== Provided information

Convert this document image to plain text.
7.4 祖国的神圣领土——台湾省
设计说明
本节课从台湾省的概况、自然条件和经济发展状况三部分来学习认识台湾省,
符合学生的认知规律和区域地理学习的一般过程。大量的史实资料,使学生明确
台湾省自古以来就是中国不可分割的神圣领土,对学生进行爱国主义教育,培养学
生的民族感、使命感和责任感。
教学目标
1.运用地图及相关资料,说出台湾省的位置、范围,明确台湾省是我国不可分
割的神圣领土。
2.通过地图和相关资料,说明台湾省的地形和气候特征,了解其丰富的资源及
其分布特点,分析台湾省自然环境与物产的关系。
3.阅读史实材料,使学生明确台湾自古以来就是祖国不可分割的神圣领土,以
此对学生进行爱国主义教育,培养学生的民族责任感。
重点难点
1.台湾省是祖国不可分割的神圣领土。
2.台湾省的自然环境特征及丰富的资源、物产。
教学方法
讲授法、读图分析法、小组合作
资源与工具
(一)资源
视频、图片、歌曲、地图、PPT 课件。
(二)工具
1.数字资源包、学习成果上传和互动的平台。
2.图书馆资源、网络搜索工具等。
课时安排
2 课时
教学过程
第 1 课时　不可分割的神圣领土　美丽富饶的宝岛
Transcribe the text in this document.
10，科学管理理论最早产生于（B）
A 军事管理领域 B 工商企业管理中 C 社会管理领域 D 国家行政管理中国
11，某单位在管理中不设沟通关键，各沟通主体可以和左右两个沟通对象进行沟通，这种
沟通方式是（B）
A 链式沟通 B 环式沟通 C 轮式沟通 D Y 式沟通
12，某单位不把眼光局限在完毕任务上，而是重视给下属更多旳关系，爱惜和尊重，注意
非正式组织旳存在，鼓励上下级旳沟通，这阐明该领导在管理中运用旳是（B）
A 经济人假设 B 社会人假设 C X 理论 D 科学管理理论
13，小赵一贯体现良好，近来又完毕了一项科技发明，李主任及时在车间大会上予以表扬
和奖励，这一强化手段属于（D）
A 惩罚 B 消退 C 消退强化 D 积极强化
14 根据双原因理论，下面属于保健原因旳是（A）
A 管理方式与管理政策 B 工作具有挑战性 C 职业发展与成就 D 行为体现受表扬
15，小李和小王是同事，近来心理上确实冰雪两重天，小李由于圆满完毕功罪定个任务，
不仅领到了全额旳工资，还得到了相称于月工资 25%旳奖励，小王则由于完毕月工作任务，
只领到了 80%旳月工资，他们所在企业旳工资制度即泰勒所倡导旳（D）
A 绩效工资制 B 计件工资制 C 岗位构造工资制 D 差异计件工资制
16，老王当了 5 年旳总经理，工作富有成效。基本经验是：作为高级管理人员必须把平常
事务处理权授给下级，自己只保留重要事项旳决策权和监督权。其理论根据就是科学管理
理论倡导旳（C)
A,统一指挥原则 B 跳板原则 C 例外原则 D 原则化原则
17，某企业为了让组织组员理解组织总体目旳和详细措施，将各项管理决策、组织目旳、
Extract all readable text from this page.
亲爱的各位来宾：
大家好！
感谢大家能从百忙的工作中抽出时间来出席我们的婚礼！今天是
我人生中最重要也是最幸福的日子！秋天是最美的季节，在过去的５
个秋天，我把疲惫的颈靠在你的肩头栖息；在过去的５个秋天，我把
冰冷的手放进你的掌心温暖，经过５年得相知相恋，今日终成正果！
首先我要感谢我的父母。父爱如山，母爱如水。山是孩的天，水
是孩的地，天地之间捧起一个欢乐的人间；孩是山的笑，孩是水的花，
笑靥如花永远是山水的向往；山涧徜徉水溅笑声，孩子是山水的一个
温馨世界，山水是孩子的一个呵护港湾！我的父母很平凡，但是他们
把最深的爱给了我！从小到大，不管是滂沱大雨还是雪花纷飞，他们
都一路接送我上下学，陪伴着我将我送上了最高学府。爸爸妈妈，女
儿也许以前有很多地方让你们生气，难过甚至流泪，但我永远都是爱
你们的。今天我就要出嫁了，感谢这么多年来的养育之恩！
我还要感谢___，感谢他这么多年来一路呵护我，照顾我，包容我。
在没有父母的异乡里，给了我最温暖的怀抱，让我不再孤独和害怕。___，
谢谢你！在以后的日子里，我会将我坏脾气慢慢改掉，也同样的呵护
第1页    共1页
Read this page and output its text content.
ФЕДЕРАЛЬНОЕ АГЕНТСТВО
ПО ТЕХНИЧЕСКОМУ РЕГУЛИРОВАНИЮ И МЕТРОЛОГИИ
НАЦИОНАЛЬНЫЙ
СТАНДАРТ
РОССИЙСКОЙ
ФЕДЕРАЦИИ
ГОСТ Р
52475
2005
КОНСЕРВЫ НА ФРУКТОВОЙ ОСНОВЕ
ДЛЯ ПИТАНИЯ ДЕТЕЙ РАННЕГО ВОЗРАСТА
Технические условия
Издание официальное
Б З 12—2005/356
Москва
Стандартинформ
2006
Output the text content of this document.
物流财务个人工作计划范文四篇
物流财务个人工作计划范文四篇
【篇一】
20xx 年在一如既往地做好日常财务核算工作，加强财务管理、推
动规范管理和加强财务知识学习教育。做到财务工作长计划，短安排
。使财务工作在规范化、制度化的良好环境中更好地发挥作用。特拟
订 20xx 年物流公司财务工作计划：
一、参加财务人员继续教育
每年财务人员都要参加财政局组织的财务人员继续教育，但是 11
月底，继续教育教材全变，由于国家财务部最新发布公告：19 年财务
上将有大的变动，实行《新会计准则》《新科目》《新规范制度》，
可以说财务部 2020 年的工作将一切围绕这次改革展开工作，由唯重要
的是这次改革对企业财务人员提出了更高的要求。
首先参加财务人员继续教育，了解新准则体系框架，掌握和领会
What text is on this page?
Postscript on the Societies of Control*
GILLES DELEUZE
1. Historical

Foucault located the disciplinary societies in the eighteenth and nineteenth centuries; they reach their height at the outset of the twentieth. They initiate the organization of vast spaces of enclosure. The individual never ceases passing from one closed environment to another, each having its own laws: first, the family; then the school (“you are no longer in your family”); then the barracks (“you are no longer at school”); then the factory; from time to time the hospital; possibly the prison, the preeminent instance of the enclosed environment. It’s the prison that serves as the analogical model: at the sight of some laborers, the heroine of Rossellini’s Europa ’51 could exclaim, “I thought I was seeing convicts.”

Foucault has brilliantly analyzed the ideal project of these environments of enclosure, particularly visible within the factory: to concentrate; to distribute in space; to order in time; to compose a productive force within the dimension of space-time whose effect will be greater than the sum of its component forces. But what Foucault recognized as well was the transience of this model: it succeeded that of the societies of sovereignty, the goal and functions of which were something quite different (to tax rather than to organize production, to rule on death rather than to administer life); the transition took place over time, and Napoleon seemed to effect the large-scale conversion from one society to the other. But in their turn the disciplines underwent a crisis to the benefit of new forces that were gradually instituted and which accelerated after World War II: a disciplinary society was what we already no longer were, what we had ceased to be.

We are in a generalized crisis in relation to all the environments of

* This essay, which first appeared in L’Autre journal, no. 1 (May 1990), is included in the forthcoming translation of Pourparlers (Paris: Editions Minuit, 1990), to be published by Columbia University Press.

====

**Goal**
Each entry above is to be quoted exactly.

**Answer to this exercise**
Convert this document image to plain text.
7.4 祖国的神圣领土——台湾省
设计说明
本节课从台湾省的概况、自然条件和经济发展状况三部分来学习认识台湾省,
符合学生的认知规律和区域地理学习的一般过程。大量的史实资料,使学生明确
台湾省自古以来就是中国不可分割的神圣领土,对学生进行爱国主义教育,培养学
生的民族感、使命感和责任感。
教学目标
1.运用地图及相关资料,说出台湾省的位置、范围,明确台湾省是我国不可分
割的神圣领土。
2.通过地图和相关资料,说明台湾省的地形和气候特征,了解其丰富的资源及
其分布特点,分析台湾省自然环境与物产的关系。
3.阅读史实材料,使学生明确台湾自古以来就是祖国不可分割的神圣领土,以
此对学生进行爱国主义教育,培养学生的民族责任感。
重点难点
1.台湾省是祖国不可分割的神圣领土。
2.台湾省的自然环境特征及丰富的资源、物产。
教学方法
讲授法、读图分析法、小组合作
资源与工具
(一)资源
视频、图片、歌曲、地图、PPT 课件。
(二)工具
1.数字资源包、学习成果上传和互动的平台。
2.图书馆资源、网络搜索工具等。
课时安排
2 课时
教学过程
第 1 课时　不可分割的神圣领土　美丽富饶的宝岛
Transcribe the text in this document.
10，科学管理理论最早产生于（B）
A 军事管理领域 B 工商企业管理中 C 社会管理领域 D 国家行政管理中国
11，某单位在管理中不设沟通关键，各沟通主体可以和左右两个沟通对象进行沟通，这种
沟通方式是（B）
A 链式沟通 B 环式沟通 C 轮式沟通 D Y 式沟通
12，某单位不把眼光局限在完毕任务上，而是重视给下属更多旳关系，爱惜和尊重，注意
非正式组织旳存在，鼓励上下级旳沟通，这阐明该领导在管理中运用旳是（B）
A 经济人假设 B 社会人假设 C X 理论 D 科学管理理论
13，小赵一贯体现良好，近来又完毕了一项科技发明，李主任及时在车间大会上予以表扬
和奖励，这一强化手段属于（D）
A 惩罚 B 消退 C 消退强化 D 积极强化
14 根据双原因理论，下面属于保健原因旳是（A）
A 管理方式与管理政策 B 工作具有挑战性 C 职业发展与成就 D 行为体现受表扬
15，小李和小王是同事，近来心理上确实冰雪两重天，小李由于圆满完毕功罪定个任务，
不仅领到了全额旳工资，还得到了相称于月工资 25%旳奖励，小王则由于完毕月工作任务，
只领到了 80%旳月工资，他们所在企业旳工资制度即泰勒所倡导旳（D）
A 绩效工资制 B 计件工资制 C 岗位构造工资制 D 差异计件工资制
16，老王当了 5 年旳总经理，工作富有成效。基本经验是：作为高级管理人员必须把平常
事务处理权授给下级，自己只保留重要事项旳决策权和监督权。其理论根据就是科学管理
理论倡导旳（C)
A,统一指挥原则 B 跳板原则 C 例外原则 D 原则化原则
17，某企业为了让组织组员理解组织总体目旳和详细措施，将各项管理决策、组织目旳、
Extract all readable text from this page.
亲爱的各位来宾：
大家好！
感谢大家能从百忙的工作中抽出时间来出席我们的婚礼！今天是
我人生中最重要也是最幸福的日子！秋天是最美的季节，在过去的５
个秋天，我把疲惫的颈靠在你的肩头栖息；在过去的５个秋天，我把
冰冷的手放进你的掌心温暖，经过５年得相知相恋，今日终成正果！
首先我要感谢我的父母。父爱如山，母爱如水。山是孩的天，水
是孩的地，天地之间捧起一个欢乐的人间；孩是山的笑，孩是水的花，
笑靥如花永远是山水的向往；山涧徜徉水溅笑声，孩子是山水的一个
温馨世界，山水是孩子的一个呵护港湾！我的父母很平凡，但是他们
把最深的爱给了我！从小到大，不管是滂沱大雨还是雪花纷飞，他们
都一路接送我上下学，陪伴着我将我送上了最高学府。爸爸妈妈，女
儿也许以前有很多地方让你们生气，难过甚至流泪，但我永远都是爱
你们的。今天我就要出嫁了，感谢这么多年来的养育之恩！
我还要感谢___，感谢他这么多年来一路呵护我，照顾我，包容我。
在没有父母的异乡里，给了我最温暖的怀抱，让我不再孤独和害怕。___，
谢谢你！在以后的日子里，我会将我坏脾气慢慢改掉，也同样的呵护
第1页    共1页
Read this page and output its text content.
ФЕДЕРАЛЬНОЕ АГЕНТСТВО
ПО ТЕХНИЧЕСКОМУ РЕГУЛИРОВАНИЮ И МЕТРОЛОГИИ
НАЦИОНАЛЬНЫЙ
СТАНДАРТ
РОССИЙСКОЙ
ФЕДЕРАЦИИ
ГОСТ Р
52475
2005
КОНСЕРВЫ НА ФРУКТОВОЙ ОСНОВЕ
ДЛЯ ПИТАНИЯ ДЕТЕЙ РАННЕГО ВОЗРАСТА
Технические условия
Издание официальное
Б З 12—2005/356
Москва
Стандартинформ
2006
Output the text content of this document.
物流财务个人工作计划范文四篇
物流财务个人工作计划范文四篇
【篇一】
20xx 年在一如既往地做好日常财务核算工作，加强财务管理、推
动规范管理和加强财务知识学习教育。做到财务工作长计划，短安排
。使财务工作在规范化、制度化的良好环境中更好地发挥作用。特拟
订 20xx 年物流公司财务工作计划：
一、参加财务人员继续教育
每年财务人员都要参加财政局组织的财务人员继续教育，但是 11
月底，继续教育教材全变，由于国家财务部最新发布公告：19 年财务
上将有大的变动，实行《新会计准则》《新科目》《新规范制度》，
可以说财务部 2020 年的工作将一切围绕这次改革展开工作，由唯重要
的是这次改革对企业财务人员提出了更高的要求。
首先参加财务人员继续教育，了解新准则体系框架，掌握和领会
What text is on this page?
Postscript on the Societies of Control*
GILLES DELEUZE
1. Historical

Foucault located the disciplinary societies in the eighteenth and nineteenth centuries; they reach their height at the outset of the twentieth. They initiate the organization of vast spaces of enclosure. The individual never ceases passing from one closed environment to another, each having its own laws: first, the family; then the school (“you are no longer in your family”); then the barracks (“you are no longer at school”); then the factory; from time to time the hospital; possibly the prison, the preeminent instance of the enclosed environment. It’s the prison that serves as the analogical model: at the sight of some laborers, the heroine of Rossellini’s Europa ’51 could exclaim, “I thought I was seeing convicts.”

Foucault has brilliantly analyzed the ideal project of these environments of enclosure, particularly visible within the factory: to concentrate; to distribute in space; to order in time; to compose a productive force within the dimension of space-time whose effect will be greater than the sum of its component forces. But what Foucault recognized as well was the transience of this model: it succeeded that of the societies of sovereignty, the goal and functions of which were something quite different (to tax rather than to organize production, to rule on death rather than to administer life); the transition took place over time, and Napoleon seemed to effect the large-scale conversion from one society to the other. But in their turn the disciplines underwent a crisis to the benefit of new forces that were gradually instituted and which accelerated after World War II: a disciplinary society was what we already no longer were, what we had ceased to be.

We are in a generalized crisis in relation to all the environments of

* This essay, which first appeared in L’Autre journal, no. 1 (May 1990), is included in the forthcoming translation of Pourparlers (Paris: Editions Minuit, 1990), to be published by Columbia University Press.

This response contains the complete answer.